── AVAILABLE RECORDS ──

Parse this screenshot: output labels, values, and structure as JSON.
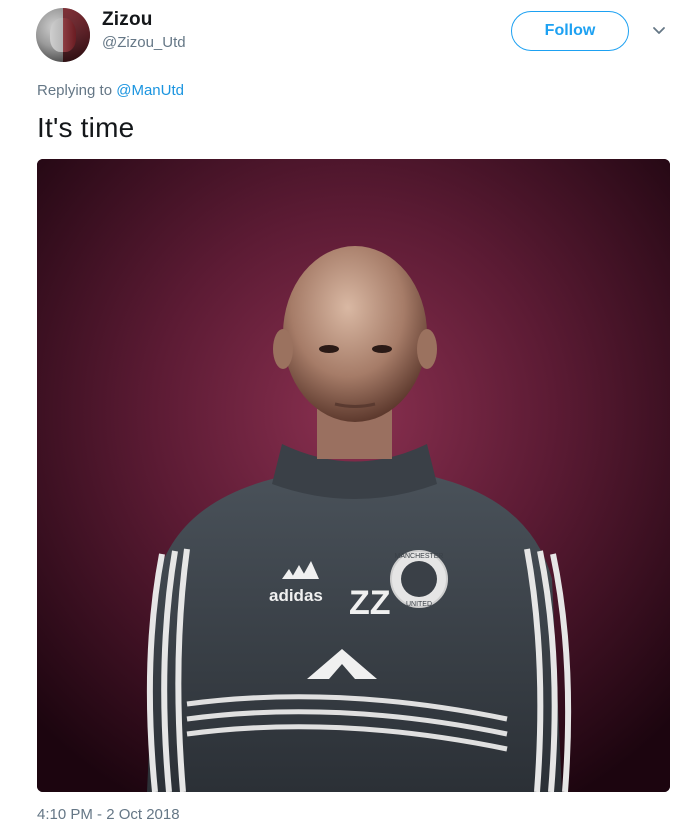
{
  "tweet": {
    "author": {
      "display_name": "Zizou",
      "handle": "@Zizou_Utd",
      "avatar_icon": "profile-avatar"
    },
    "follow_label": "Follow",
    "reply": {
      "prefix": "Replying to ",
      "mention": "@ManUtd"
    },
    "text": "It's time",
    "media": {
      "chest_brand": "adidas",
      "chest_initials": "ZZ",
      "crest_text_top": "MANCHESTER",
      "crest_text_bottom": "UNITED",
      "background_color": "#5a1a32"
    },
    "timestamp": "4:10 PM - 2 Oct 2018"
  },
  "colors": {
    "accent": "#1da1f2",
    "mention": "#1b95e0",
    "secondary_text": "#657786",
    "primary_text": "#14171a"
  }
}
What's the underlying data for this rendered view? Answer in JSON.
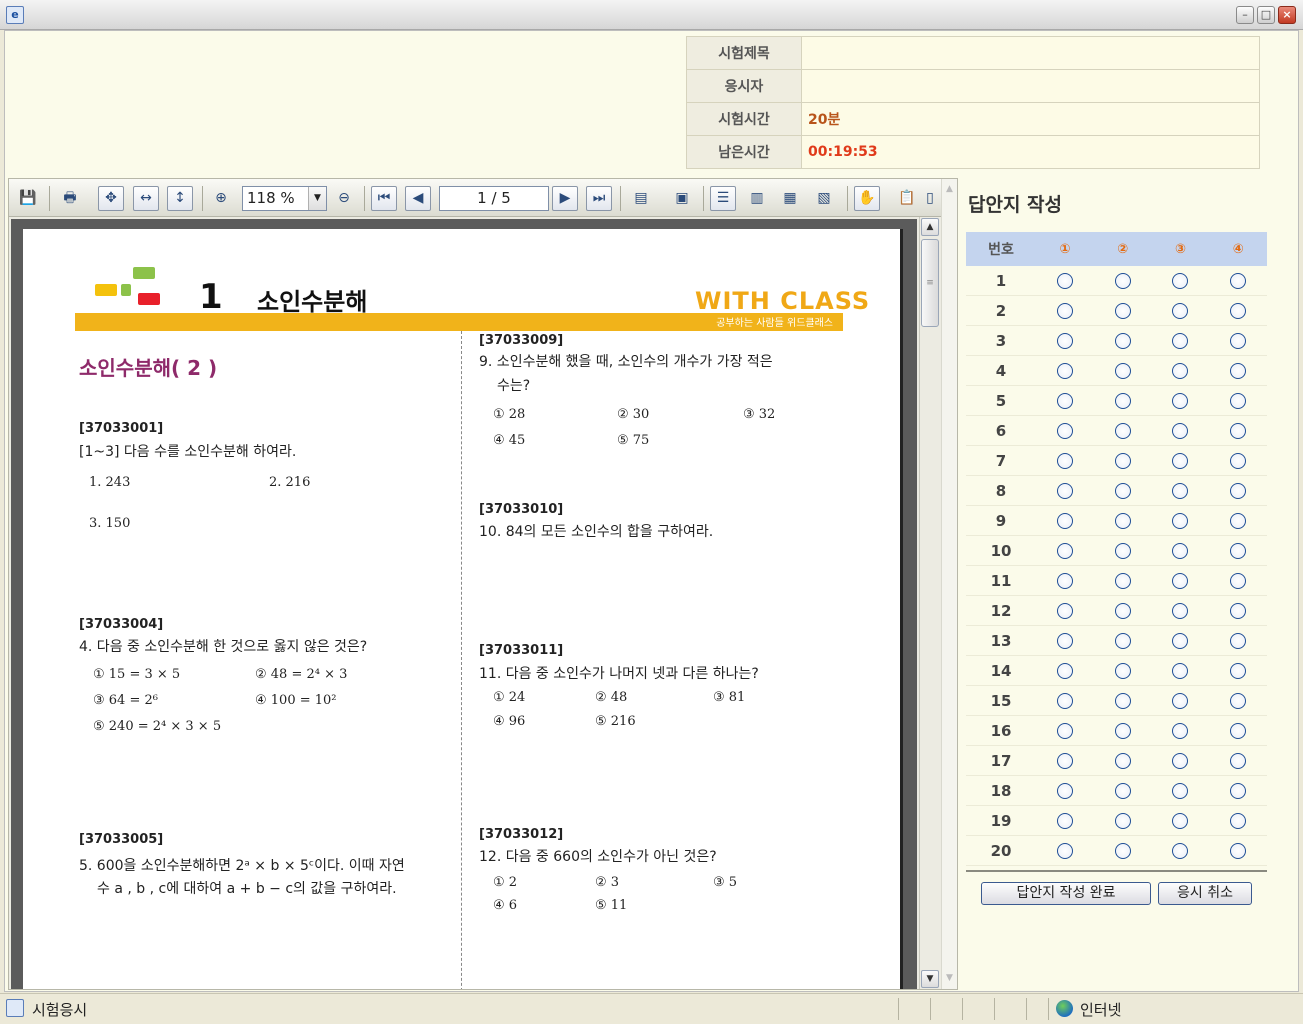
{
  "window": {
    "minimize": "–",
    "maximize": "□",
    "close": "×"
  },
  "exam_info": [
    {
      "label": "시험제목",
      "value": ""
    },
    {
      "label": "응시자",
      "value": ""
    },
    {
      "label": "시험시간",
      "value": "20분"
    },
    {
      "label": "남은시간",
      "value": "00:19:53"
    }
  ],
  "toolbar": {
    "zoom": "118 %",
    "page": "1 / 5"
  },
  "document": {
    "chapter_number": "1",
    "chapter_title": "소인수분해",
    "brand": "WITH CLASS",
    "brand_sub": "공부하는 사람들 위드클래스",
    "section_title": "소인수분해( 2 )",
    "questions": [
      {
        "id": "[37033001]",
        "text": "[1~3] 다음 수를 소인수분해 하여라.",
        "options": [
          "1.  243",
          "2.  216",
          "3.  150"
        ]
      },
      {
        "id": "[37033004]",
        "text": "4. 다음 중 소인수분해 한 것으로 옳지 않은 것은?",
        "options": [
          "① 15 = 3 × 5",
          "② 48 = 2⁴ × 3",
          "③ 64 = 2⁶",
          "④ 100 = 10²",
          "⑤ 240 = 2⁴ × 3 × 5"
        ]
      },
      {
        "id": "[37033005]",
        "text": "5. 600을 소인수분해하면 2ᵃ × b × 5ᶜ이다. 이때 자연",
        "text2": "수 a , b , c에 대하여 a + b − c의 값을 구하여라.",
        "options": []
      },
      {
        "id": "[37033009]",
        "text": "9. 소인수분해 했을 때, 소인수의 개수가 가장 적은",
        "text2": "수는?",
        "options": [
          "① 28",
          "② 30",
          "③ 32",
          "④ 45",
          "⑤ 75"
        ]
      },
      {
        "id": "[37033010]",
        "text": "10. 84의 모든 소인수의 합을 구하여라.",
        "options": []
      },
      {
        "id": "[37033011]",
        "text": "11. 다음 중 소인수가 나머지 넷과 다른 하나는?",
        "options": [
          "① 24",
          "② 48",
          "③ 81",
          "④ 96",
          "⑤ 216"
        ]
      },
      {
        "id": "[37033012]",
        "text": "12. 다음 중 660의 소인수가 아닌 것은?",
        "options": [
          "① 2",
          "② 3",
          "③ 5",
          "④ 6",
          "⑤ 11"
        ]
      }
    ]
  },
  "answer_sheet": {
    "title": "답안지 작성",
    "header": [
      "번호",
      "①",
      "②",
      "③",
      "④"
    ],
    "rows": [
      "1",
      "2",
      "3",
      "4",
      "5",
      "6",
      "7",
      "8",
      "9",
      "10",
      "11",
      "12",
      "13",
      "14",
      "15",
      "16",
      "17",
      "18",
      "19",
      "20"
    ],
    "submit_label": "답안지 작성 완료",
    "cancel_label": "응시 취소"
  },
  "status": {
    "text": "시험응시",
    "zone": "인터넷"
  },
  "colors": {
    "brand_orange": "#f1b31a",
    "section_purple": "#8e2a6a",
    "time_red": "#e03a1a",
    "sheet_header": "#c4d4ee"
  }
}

───

-- WHAT YOU WILL DO --
Isolate the lines above that contain the word "this" and copy them.

-- RESPONSE TO THE EXERCISE --
Parse this screenshot: output labels, values, and structure as JSON.
What's the underlying data for this rendered view? Answer in JSON.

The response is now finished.